======== Data shown

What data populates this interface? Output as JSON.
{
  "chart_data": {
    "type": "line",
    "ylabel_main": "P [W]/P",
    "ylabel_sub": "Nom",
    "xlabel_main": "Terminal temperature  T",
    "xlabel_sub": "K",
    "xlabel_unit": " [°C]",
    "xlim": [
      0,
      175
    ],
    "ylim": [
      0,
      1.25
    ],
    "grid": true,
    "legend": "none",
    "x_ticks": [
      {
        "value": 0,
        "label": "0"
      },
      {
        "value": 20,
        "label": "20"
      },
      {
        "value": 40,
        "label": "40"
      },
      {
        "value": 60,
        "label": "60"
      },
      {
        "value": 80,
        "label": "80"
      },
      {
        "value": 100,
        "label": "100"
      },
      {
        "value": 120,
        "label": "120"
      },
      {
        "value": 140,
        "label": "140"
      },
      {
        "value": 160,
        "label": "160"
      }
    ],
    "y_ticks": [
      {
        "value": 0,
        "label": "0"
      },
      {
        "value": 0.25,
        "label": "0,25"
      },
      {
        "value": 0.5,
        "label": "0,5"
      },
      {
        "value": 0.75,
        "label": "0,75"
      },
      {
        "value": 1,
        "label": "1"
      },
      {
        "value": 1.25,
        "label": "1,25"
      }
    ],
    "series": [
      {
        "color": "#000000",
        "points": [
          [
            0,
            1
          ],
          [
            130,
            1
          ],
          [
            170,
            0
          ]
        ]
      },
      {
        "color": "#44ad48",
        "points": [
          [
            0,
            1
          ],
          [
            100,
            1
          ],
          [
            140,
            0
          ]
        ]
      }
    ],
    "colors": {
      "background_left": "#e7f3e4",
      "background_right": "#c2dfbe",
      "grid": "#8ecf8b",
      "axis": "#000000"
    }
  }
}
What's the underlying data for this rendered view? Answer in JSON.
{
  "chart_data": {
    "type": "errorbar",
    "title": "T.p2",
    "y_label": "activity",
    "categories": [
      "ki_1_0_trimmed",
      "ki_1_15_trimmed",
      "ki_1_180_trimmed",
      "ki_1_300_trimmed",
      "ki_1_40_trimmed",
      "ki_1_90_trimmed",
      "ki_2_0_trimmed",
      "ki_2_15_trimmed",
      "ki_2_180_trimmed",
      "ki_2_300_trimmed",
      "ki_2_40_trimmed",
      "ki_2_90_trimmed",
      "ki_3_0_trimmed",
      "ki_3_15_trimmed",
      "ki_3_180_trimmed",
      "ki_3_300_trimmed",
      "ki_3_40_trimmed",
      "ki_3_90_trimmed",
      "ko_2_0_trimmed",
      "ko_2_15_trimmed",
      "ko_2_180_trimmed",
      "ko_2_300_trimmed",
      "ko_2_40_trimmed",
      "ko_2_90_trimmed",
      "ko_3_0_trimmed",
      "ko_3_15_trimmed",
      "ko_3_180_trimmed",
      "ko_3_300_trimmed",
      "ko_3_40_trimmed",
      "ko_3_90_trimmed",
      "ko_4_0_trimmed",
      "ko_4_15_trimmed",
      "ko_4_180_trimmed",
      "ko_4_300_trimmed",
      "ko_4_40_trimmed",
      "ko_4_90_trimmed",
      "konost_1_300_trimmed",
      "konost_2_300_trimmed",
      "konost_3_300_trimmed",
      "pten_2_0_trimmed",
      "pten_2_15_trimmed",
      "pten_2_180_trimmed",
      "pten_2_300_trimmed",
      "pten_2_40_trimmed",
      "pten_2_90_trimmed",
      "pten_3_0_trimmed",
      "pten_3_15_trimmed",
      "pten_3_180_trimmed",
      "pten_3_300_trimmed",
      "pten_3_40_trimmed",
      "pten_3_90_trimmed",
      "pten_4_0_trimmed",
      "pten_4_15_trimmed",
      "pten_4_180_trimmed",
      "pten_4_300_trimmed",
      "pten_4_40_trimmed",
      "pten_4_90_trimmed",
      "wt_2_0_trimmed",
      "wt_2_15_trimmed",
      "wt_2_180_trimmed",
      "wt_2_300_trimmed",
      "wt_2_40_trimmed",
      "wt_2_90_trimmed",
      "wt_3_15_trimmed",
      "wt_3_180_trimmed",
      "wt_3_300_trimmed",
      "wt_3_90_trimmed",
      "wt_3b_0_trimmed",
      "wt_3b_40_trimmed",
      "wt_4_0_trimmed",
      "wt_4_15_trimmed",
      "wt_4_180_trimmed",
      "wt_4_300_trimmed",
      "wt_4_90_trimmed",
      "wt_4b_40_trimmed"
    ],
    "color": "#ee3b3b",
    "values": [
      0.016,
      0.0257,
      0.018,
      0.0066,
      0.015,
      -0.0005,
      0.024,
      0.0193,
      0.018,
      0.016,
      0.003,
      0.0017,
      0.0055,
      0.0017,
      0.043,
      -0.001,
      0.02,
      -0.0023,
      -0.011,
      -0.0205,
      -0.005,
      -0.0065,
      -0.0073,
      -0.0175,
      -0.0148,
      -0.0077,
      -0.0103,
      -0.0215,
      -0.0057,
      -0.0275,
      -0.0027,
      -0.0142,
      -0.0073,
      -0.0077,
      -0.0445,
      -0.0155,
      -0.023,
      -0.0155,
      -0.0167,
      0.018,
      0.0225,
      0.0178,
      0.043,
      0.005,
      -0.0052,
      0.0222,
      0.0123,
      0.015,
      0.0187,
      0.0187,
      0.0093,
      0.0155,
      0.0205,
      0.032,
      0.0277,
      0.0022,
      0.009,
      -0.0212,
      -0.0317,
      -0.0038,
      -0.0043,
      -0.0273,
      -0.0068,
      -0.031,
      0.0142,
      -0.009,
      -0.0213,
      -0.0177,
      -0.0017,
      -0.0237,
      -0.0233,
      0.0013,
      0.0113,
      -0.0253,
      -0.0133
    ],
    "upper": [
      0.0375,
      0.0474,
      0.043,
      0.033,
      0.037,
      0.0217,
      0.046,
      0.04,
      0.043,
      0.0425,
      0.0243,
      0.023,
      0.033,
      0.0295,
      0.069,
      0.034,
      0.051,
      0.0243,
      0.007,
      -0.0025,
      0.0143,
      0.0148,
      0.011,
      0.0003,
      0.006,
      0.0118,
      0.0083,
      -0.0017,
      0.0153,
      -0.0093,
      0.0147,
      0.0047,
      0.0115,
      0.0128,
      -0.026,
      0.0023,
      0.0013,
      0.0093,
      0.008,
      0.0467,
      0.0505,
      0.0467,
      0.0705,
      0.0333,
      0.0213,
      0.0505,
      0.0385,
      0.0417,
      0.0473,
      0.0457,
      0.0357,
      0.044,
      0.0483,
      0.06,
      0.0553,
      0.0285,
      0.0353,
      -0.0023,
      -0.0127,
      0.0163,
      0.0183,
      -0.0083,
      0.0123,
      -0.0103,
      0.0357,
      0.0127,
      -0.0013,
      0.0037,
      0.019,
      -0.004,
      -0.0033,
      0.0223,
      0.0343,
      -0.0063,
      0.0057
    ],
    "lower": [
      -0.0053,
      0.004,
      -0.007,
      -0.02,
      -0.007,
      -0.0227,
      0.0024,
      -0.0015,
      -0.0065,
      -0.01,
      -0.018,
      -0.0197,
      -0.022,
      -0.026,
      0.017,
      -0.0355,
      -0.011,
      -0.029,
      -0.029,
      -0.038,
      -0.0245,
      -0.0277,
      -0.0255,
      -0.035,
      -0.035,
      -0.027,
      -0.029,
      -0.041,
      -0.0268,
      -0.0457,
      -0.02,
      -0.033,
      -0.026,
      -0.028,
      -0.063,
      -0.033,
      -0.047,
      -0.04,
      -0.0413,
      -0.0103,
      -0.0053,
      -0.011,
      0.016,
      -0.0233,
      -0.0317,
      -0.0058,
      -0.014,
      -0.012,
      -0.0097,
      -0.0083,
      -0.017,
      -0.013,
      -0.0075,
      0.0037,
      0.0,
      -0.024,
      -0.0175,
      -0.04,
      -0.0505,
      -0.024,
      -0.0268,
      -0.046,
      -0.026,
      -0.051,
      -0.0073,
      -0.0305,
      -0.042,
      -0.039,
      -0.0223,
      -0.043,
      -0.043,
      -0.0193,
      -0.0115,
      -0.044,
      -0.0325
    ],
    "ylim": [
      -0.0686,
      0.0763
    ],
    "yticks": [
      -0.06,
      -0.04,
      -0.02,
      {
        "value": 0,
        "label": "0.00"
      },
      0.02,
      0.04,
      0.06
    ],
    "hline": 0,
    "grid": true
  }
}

================

Brief.
Filter the listing for the word "this" and copy every line that holds it.

Exercise solution.
What data populates this interface? Output as JSON.
What's the underlying data for this rendered view? Answer in JSON.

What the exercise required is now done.